# [Data supplied]
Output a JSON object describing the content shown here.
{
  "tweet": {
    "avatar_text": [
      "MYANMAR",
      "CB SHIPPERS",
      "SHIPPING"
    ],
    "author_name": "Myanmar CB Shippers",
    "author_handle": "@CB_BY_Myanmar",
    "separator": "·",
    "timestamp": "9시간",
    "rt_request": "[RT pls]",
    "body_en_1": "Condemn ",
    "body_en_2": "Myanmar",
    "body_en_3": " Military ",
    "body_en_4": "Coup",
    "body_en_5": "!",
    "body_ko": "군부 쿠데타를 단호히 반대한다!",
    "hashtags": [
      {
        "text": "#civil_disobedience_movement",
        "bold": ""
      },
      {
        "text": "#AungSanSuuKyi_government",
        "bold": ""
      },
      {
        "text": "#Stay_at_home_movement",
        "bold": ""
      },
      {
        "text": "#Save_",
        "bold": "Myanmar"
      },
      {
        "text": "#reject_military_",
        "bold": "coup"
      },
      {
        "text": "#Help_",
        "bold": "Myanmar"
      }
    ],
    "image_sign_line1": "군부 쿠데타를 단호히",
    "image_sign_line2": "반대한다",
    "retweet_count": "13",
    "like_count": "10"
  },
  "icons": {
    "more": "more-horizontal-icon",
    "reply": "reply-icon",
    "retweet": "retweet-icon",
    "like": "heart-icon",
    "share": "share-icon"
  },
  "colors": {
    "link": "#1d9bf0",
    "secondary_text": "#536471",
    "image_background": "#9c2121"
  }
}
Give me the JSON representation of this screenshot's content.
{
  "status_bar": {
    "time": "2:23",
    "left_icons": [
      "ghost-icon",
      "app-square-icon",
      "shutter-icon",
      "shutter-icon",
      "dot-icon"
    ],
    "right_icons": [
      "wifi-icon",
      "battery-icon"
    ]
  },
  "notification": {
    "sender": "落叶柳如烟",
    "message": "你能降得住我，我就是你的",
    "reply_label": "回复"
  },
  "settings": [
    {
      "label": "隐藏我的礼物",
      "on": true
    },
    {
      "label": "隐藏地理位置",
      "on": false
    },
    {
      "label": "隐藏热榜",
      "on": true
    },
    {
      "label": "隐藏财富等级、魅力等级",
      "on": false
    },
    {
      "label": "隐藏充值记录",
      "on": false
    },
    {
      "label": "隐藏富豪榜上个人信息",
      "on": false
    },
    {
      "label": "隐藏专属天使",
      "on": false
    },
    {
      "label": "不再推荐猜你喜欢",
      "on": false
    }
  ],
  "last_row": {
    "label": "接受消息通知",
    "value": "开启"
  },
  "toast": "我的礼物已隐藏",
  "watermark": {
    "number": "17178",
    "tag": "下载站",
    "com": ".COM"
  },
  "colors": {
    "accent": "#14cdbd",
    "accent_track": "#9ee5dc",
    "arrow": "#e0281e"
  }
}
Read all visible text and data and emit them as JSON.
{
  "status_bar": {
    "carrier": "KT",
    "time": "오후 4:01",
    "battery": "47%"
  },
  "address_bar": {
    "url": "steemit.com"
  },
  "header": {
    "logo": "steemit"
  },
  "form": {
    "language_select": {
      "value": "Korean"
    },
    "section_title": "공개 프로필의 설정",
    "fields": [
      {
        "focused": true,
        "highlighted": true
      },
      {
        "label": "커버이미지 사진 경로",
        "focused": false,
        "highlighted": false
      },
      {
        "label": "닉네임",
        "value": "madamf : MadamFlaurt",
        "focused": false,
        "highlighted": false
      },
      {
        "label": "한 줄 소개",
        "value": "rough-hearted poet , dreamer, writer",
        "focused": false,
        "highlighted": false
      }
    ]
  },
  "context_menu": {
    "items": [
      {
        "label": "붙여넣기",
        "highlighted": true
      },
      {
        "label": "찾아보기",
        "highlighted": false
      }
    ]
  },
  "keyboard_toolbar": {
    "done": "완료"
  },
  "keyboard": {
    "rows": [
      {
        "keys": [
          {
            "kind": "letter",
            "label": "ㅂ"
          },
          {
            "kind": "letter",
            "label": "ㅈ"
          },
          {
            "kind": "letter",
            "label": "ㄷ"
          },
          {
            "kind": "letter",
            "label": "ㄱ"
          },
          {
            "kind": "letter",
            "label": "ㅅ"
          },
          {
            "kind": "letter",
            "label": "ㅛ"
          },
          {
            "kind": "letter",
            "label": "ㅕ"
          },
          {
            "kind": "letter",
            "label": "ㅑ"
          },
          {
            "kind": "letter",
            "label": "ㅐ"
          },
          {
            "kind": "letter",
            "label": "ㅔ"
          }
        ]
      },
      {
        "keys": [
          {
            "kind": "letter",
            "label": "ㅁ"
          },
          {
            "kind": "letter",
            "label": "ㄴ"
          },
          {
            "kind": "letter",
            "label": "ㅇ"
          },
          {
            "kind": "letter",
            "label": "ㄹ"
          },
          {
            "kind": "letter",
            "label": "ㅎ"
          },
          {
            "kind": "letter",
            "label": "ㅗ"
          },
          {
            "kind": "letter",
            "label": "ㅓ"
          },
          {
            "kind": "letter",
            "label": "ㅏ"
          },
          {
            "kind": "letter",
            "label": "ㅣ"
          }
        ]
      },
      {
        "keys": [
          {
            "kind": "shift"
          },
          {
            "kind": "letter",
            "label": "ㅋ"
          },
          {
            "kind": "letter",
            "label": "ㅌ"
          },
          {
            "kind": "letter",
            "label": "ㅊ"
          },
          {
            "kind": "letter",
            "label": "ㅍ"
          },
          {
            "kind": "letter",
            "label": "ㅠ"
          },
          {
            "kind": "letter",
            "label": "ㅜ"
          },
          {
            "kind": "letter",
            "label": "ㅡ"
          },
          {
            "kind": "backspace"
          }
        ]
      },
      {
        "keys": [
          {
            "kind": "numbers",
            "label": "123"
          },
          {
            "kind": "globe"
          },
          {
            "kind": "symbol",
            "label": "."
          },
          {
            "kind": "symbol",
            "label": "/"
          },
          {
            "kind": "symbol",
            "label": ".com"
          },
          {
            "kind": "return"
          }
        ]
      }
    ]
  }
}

# [Stated problem]
Every record should be repeated exactly; please leave none out.

# [Worked solution]
Output a JSON object describing the content shown here.
{
  "tweet": {
    "avatar_text": [
      "MYANMAR",
      "CB SHIPPERS",
      "SHIPPING"
    ],
    "author_name": "Myanmar CB Shippers",
    "author_handle": "@CB_BY_Myanmar",
    "separator": "·",
    "timestamp": "9시간",
    "rt_request": "[RT pls]",
    "body_en_1": "Condemn ",
    "body_en_2": "Myanmar",
    "body_en_3": " Military ",
    "body_en_4": "Coup",
    "body_en_5": "!",
    "body_ko": "군부 쿠데타를 단호히 반대한다!",
    "hashtags": [
      {
        "text": "#civil_disobedience_movement",
        "bold": ""
      },
      {
        "text": "#AungSanSuuKyi_government",
        "bold": ""
      },
      {
        "text": "#Stay_at_home_movement",
        "bold": ""
      },
      {
        "text": "#Save_",
        "bold": "Myanmar"
      },
      {
        "text": "#reject_military_",
        "bold": "coup"
      },
      {
        "text": "#Help_",
        "bold": "Myanmar"
      }
    ],
    "image_sign_line1": "군부 쿠데타를 단호히",
    "image_sign_line2": "반대한다",
    "retweet_count": "13",
    "like_count": "10"
  },
  "icons": {
    "more": "more-horizontal-icon",
    "reply": "reply-icon",
    "retweet": "retweet-icon",
    "like": "heart-icon",
    "share": "share-icon"
  },
  "colors": {
    "link": "#1d9bf0",
    "secondary_text": "#536471",
    "image_background": "#9c2121"
  }
}
Give me the JSON representation of this screenshot's content.
{
  "status_bar": {
    "time": "2:23",
    "left_icons": [
      "ghost-icon",
      "app-square-icon",
      "shutter-icon",
      "shutter-icon",
      "dot-icon"
    ],
    "right_icons": [
      "wifi-icon",
      "battery-icon"
    ]
  },
  "notification": {
    "sender": "落叶柳如烟",
    "message": "你能降得住我，我就是你的",
    "reply_label": "回复"
  },
  "settings": [
    {
      "label": "隐藏我的礼物",
      "on": true
    },
    {
      "label": "隐藏地理位置",
      "on": false
    },
    {
      "label": "隐藏热榜",
      "on": true
    },
    {
      "label": "隐藏财富等级、魅力等级",
      "on": false
    },
    {
      "label": "隐藏充值记录",
      "on": false
    },
    {
      "label": "隐藏富豪榜上个人信息",
      "on": false
    },
    {
      "label": "隐藏专属天使",
      "on": false
    },
    {
      "label": "不再推荐猜你喜欢",
      "on": false
    }
  ],
  "last_row": {
    "label": "接受消息通知",
    "value": "开启"
  },
  "toast": "我的礼物已隐藏",
  "watermark": {
    "number": "17178",
    "tag": "下载站",
    "com": ".COM"
  },
  "colors": {
    "accent": "#14cdbd",
    "accent_track": "#9ee5dc",
    "arrow": "#e0281e"
  }
}
Read all visible text and data and emit them as JSON.
{
  "status_bar": {
    "carrier": "KT",
    "time": "오후 4:01",
    "battery": "47%"
  },
  "address_bar": {
    "url": "steemit.com"
  },
  "header": {
    "logo": "steemit"
  },
  "form": {
    "language_select": {
      "value": "Korean"
    },
    "section_title": "공개 프로필의 설정",
    "fields": [
      {
        "focused": true,
        "highlighted": true
      },
      {
        "label": "커버이미지 사진 경로",
        "focused": false,
        "highlighted": false
      },
      {
        "label": "닉네임",
        "value": "madamf : MadamFlaurt",
        "focused": false,
        "highlighted": false
      },
      {
        "label": "한 줄 소개",
        "value": "rough-hearted poet , dreamer, writer",
        "focused": false,
        "highlighted": false
      }
    ]
  },
  "context_menu": {
    "items": [
      {
        "label": "붙여넣기",
        "highlighted": true
      },
      {
        "label": "찾아보기",
        "highlighted": false
      }
    ]
  },
  "keyboard_toolbar": {
    "done": "완료"
  },
  "keyboard": {
    "rows": [
      {
        "keys": [
          {
            "kind": "letter",
            "label": "ㅂ"
          },
          {
            "kind": "letter",
            "label": "ㅈ"
          },
          {
            "kind": "letter",
            "label": "ㄷ"
          },
          {
            "kind": "letter",
            "label": "ㄱ"
          },
          {
            "kind": "letter",
            "label": "ㅅ"
          },
          {
            "kind": "letter",
            "label": "ㅛ"
          },
          {
            "kind": "letter",
            "label": "ㅕ"
          },
          {
            "kind": "letter",
            "label": "ㅑ"
          },
          {
            "kind": "letter",
            "label": "ㅐ"
          },
          {
            "kind": "letter",
            "label": "ㅔ"
          }
        ]
      },
      {
        "keys": [
          {
            "kind": "letter",
            "label": "ㅁ"
          },
          {
            "kind": "letter",
            "label": "ㄴ"
          },
          {
            "kind": "letter",
            "label": "ㅇ"
          },
          {
            "kind": "letter",
            "label": "ㄹ"
          },
          {
            "kind": "letter",
            "label": "ㅎ"
          },
          {
            "kind": "letter",
            "label": "ㅗ"
          },
          {
            "kind": "letter",
            "label": "ㅓ"
          },
          {
            "kind": "letter",
            "label": "ㅏ"
          },
          {
            "kind": "letter",
            "label": "ㅣ"
          }
        ]
      },
      {
        "keys": [
          {
            "kind": "shift"
          },
          {
            "kind": "letter",
            "label": "ㅋ"
          },
          {
            "kind": "letter",
            "label": "ㅌ"
          },
          {
            "kind": "letter",
            "label": "ㅊ"
          },
          {
            "kind": "letter",
            "label": "ㅍ"
          },
          {
            "kind": "letter",
            "label": "ㅠ"
          },
          {
            "kind": "letter",
            "label": "ㅜ"
          },
          {
            "kind": "letter",
            "label": "ㅡ"
          },
          {
            "kind": "backspace"
          }
        ]
      },
      {
        "keys": [
          {
            "kind": "numbers",
            "label": "123"
          },
          {
            "kind": "globe"
          },
          {
            "kind": "symbol",
            "label": "."
          },
          {
            "kind": "symbol",
            "label": "/"
          },
          {
            "kind": "symbol",
            "label": ".com"
          },
          {
            "kind": "return"
          }
        ]
      }
    ]
  }
}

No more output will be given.